Data entries for graphics
══════

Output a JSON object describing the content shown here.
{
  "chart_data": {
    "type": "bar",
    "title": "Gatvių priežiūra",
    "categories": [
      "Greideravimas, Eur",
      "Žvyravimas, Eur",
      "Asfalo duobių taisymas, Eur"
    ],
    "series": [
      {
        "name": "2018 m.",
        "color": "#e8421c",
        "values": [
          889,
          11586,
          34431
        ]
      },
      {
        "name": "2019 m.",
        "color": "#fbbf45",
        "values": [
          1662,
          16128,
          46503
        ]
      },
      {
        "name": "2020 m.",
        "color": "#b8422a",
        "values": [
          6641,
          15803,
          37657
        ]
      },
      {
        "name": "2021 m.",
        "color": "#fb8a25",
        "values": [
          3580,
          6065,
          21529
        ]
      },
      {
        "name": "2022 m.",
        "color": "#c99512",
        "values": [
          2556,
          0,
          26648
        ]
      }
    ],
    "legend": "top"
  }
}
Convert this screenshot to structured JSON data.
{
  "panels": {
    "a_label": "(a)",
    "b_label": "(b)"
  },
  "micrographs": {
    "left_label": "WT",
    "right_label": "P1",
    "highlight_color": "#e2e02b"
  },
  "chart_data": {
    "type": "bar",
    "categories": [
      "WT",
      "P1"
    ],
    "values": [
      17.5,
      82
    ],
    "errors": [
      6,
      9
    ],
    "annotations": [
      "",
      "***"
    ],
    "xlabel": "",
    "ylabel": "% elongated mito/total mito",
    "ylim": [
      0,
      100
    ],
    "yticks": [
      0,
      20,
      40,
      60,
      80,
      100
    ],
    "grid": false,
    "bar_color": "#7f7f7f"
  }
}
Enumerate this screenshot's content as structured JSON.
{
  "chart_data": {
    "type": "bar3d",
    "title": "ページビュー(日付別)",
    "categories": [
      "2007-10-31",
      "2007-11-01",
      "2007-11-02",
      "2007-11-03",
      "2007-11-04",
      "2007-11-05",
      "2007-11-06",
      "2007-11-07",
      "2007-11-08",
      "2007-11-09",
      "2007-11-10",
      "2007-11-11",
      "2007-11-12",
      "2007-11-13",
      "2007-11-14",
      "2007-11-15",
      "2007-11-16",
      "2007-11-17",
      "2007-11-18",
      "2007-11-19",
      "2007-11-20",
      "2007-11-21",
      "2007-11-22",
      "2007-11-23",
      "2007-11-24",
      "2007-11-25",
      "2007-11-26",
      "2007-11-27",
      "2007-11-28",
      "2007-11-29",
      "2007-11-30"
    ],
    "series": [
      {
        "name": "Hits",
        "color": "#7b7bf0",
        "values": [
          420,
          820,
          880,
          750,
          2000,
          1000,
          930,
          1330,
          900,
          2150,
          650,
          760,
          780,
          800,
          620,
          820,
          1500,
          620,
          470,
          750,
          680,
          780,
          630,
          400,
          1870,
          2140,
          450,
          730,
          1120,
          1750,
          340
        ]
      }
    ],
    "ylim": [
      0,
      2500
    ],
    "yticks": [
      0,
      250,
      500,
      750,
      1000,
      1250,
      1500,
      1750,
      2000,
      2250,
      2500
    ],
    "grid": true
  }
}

══════

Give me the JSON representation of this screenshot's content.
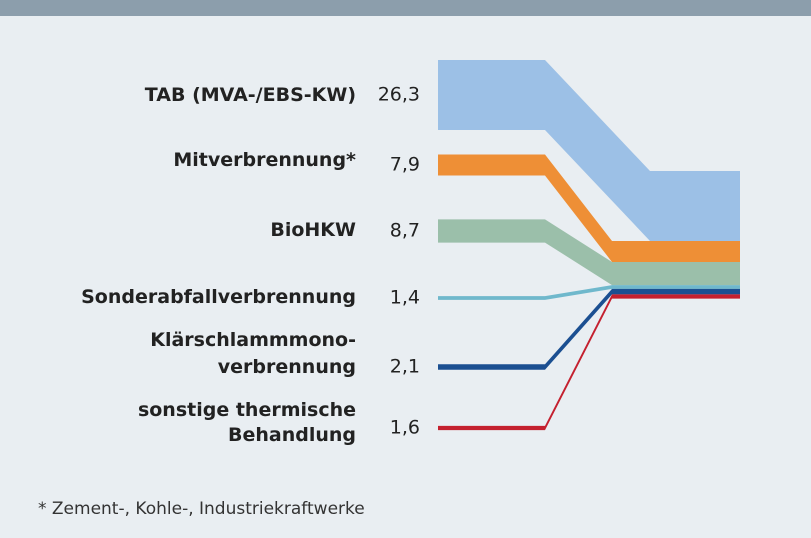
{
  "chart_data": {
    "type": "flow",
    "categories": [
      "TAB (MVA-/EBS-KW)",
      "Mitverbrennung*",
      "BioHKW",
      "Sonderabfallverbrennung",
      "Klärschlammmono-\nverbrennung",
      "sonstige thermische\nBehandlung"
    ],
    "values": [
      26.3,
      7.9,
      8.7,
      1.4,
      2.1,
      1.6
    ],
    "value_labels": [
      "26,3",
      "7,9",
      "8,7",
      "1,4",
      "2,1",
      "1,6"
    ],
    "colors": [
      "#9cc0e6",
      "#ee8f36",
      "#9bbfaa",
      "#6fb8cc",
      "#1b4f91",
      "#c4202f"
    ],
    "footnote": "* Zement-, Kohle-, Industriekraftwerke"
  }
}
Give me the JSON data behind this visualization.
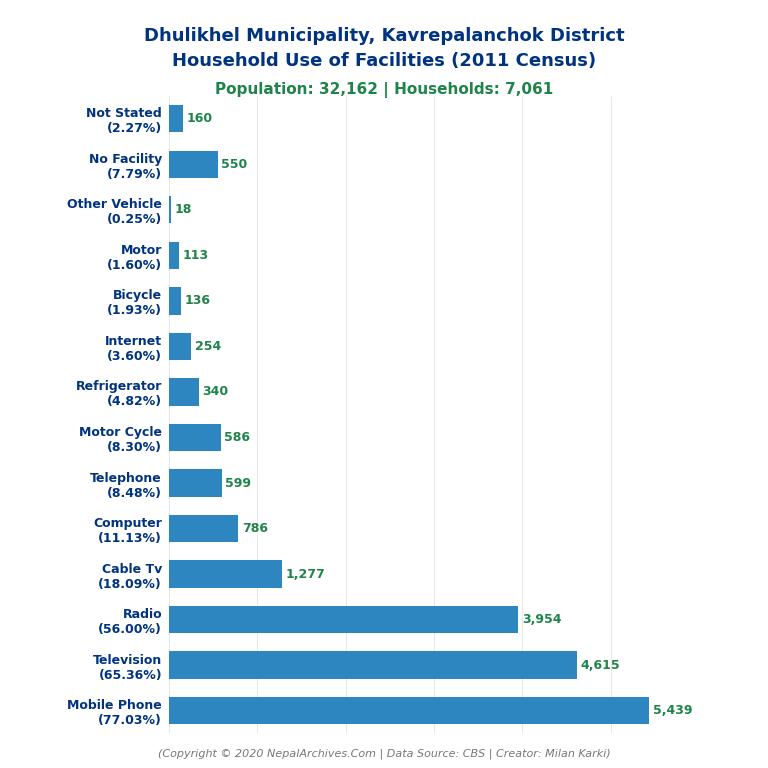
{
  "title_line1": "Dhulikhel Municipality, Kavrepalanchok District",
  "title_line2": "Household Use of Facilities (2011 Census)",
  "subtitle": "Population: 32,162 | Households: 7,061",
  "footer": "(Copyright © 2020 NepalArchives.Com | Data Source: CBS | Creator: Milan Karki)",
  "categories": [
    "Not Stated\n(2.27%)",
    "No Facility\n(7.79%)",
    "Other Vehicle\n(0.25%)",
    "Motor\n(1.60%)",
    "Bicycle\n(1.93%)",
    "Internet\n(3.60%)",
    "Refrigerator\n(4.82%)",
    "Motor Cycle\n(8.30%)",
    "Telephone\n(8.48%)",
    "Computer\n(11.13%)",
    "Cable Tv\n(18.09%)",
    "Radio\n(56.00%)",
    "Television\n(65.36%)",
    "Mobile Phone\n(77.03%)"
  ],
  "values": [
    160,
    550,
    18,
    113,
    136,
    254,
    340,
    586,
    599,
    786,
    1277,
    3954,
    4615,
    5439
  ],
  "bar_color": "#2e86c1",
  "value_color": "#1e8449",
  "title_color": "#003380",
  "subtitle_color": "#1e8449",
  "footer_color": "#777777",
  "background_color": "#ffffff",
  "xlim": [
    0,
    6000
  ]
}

══════

Copy each line of the data above that holds "structured".

Convert this screenshot to structured JSON data.
Enumerate this screenshot's content as structured JSON.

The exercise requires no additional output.